It is required that all of the data be written out exactly.
= = = =
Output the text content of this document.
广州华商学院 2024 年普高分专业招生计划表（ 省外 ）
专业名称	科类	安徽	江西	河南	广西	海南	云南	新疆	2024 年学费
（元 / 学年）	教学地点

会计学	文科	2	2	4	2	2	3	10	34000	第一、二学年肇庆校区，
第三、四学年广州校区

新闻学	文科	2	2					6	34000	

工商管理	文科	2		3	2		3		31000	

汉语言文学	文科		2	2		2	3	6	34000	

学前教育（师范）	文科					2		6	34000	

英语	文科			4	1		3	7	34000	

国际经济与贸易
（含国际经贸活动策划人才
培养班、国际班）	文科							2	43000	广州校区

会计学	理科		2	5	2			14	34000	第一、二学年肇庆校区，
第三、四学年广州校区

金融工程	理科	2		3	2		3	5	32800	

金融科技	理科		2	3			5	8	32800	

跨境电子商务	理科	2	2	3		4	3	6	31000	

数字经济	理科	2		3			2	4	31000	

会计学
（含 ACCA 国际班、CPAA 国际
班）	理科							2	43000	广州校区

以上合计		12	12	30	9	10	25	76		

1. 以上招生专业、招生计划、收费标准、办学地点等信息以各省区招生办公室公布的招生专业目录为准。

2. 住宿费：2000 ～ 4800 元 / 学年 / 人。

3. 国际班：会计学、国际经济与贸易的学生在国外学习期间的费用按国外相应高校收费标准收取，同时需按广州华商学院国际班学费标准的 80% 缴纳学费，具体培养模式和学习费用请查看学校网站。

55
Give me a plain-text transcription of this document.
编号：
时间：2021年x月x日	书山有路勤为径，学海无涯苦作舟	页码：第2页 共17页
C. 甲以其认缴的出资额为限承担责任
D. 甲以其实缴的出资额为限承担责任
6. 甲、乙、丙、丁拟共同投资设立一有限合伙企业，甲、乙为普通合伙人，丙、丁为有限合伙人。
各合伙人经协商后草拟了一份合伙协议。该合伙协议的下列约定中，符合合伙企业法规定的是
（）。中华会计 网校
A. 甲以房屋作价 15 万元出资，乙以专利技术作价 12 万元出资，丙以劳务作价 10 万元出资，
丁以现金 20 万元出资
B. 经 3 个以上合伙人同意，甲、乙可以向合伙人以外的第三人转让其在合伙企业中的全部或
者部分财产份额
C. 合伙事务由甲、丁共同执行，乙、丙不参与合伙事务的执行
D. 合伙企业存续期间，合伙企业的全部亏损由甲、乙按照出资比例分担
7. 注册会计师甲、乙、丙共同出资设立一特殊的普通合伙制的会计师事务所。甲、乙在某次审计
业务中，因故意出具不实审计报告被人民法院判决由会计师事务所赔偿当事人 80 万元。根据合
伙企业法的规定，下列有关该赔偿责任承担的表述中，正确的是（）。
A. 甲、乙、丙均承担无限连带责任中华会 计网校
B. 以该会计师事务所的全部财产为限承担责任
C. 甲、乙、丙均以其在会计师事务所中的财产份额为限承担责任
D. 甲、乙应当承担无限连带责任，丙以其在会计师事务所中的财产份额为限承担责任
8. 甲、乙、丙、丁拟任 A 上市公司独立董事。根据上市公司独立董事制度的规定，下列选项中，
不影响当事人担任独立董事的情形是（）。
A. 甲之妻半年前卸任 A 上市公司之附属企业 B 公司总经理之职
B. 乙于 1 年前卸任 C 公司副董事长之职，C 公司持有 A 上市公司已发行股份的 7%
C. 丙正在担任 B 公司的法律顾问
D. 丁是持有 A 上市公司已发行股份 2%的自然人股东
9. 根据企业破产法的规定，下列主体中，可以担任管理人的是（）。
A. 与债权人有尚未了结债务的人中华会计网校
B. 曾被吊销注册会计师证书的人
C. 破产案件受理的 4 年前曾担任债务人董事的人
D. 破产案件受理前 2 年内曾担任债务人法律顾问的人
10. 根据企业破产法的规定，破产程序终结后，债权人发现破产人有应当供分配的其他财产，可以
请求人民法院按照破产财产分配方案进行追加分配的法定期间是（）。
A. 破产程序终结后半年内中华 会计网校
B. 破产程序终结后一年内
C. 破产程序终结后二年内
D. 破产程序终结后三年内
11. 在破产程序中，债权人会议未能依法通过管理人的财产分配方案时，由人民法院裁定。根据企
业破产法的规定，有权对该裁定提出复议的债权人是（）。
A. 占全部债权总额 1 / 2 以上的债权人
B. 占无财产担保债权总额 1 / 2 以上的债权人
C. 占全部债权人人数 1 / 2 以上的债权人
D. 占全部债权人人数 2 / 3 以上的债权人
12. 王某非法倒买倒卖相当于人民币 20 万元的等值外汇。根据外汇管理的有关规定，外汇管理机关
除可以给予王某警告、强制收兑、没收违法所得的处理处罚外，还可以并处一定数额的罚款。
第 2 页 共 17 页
= = = =
= WORKED SOLUTION =
Output the text content of this document.
广州华商学院 2024 年普高分专业招生计划表（ 省外 ）
专业名称	科类	安徽	江西	河南	广西	海南	云南	新疆	2024 年学费
（元 / 学年）	教学地点

会计学	文科	2	2	4	2	2	3	10	34000	第一、二学年肇庆校区，
第三、四学年广州校区

新闻学	文科	2	2					6	34000	

工商管理	文科	2		3	2		3		31000	

汉语言文学	文科		2	2		2	3	6	34000	

学前教育（师范）	文科					2		6	34000	

英语	文科			4	1		3	7	34000	

国际经济与贸易
（含国际经贸活动策划人才
培养班、国际班）	文科							2	43000	广州校区

会计学	理科		2	5	2			14	34000	第一、二学年肇庆校区，
第三、四学年广州校区

金融工程	理科	2		3	2		3	5	32800	

金融科技	理科		2	3			5	8	32800	

跨境电子商务	理科	2	2	3		4	3	6	31000	

数字经济	理科	2		3			2	4	31000	

会计学
（含 ACCA 国际班、CPAA 国际
班）	理科							2	43000	广州校区

以上合计		12	12	30	9	10	25	76		

1. 以上招生专业、招生计划、收费标准、办学地点等信息以各省区招生办公室公布的招生专业目录为准。

2. 住宿费：2000 ～ 4800 元 / 学年 / 人。

3. 国际班：会计学、国际经济与贸易的学生在国外学习期间的费用按国外相应高校收费标准收取，同时需按广州华商学院国际班学费标准的 80% 缴纳学费，具体培养模式和学习费用请查看学校网站。

55
Give me a plain-text transcription of this document.
编号：
时间：2021年x月x日	书山有路勤为径，学海无涯苦作舟	页码：第2页 共17页
C. 甲以其认缴的出资额为限承担责任
D. 甲以其实缴的出资额为限承担责任
6. 甲、乙、丙、丁拟共同投资设立一有限合伙企业，甲、乙为普通合伙人，丙、丁为有限合伙人。
各合伙人经协商后草拟了一份合伙协议。该合伙协议的下列约定中，符合合伙企业法规定的是
（）。中华会计 网校
A. 甲以房屋作价 15 万元出资，乙以专利技术作价 12 万元出资，丙以劳务作价 10 万元出资，
丁以现金 20 万元出资
B. 经 3 个以上合伙人同意，甲、乙可以向合伙人以外的第三人转让其在合伙企业中的全部或
者部分财产份额
C. 合伙事务由甲、丁共同执行，乙、丙不参与合伙事务的执行
D. 合伙企业存续期间，合伙企业的全部亏损由甲、乙按照出资比例分担
7. 注册会计师甲、乙、丙共同出资设立一特殊的普通合伙制的会计师事务所。甲、乙在某次审计
业务中，因故意出具不实审计报告被人民法院判决由会计师事务所赔偿当事人 80 万元。根据合
伙企业法的规定，下列有关该赔偿责任承担的表述中，正确的是（）。
A. 甲、乙、丙均承担无限连带责任中华会 计网校
B. 以该会计师事务所的全部财产为限承担责任
C. 甲、乙、丙均以其在会计师事务所中的财产份额为限承担责任
D. 甲、乙应当承担无限连带责任，丙以其在会计师事务所中的财产份额为限承担责任
8. 甲、乙、丙、丁拟任 A 上市公司独立董事。根据上市公司独立董事制度的规定，下列选项中，
不影响当事人担任独立董事的情形是（）。
A. 甲之妻半年前卸任 A 上市公司之附属企业 B 公司总经理之职
B. 乙于 1 年前卸任 C 公司副董事长之职，C 公司持有 A 上市公司已发行股份的 7%
C. 丙正在担任 B 公司的法律顾问
D. 丁是持有 A 上市公司已发行股份 2%的自然人股东
9. 根据企业破产法的规定，下列主体中，可以担任管理人的是（）。
A. 与债权人有尚未了结债务的人中华会计网校
B. 曾被吊销注册会计师证书的人
C. 破产案件受理的 4 年前曾担任债务人董事的人
D. 破产案件受理前 2 年内曾担任债务人法律顾问的人
10. 根据企业破产法的规定，破产程序终结后，债权人发现破产人有应当供分配的其他财产，可以
请求人民法院按照破产财产分配方案进行追加分配的法定期间是（）。
A. 破产程序终结后半年内中华 会计网校
B. 破产程序终结后一年内
C. 破产程序终结后二年内
D. 破产程序终结后三年内
11. 在破产程序中，债权人会议未能依法通过管理人的财产分配方案时，由人民法院裁定。根据企
业破产法的规定，有权对该裁定提出复议的债权人是（）。
A. 占全部债权总额 1 / 2 以上的债权人
B. 占无财产担保债权总额 1 / 2 以上的债权人
C. 占全部债权人人数 1 / 2 以上的债权人
D. 占全部债权人人数 2 / 3 以上的债权人
12. 王某非法倒买倒卖相当于人民币 20 万元的等值外汇。根据外汇管理的有关规定，外汇管理机关
除可以给予王某警告、强制收兑、没收违法所得的处理处罚外，还可以并处一定数额的罚款。
第 2 页 共 17 页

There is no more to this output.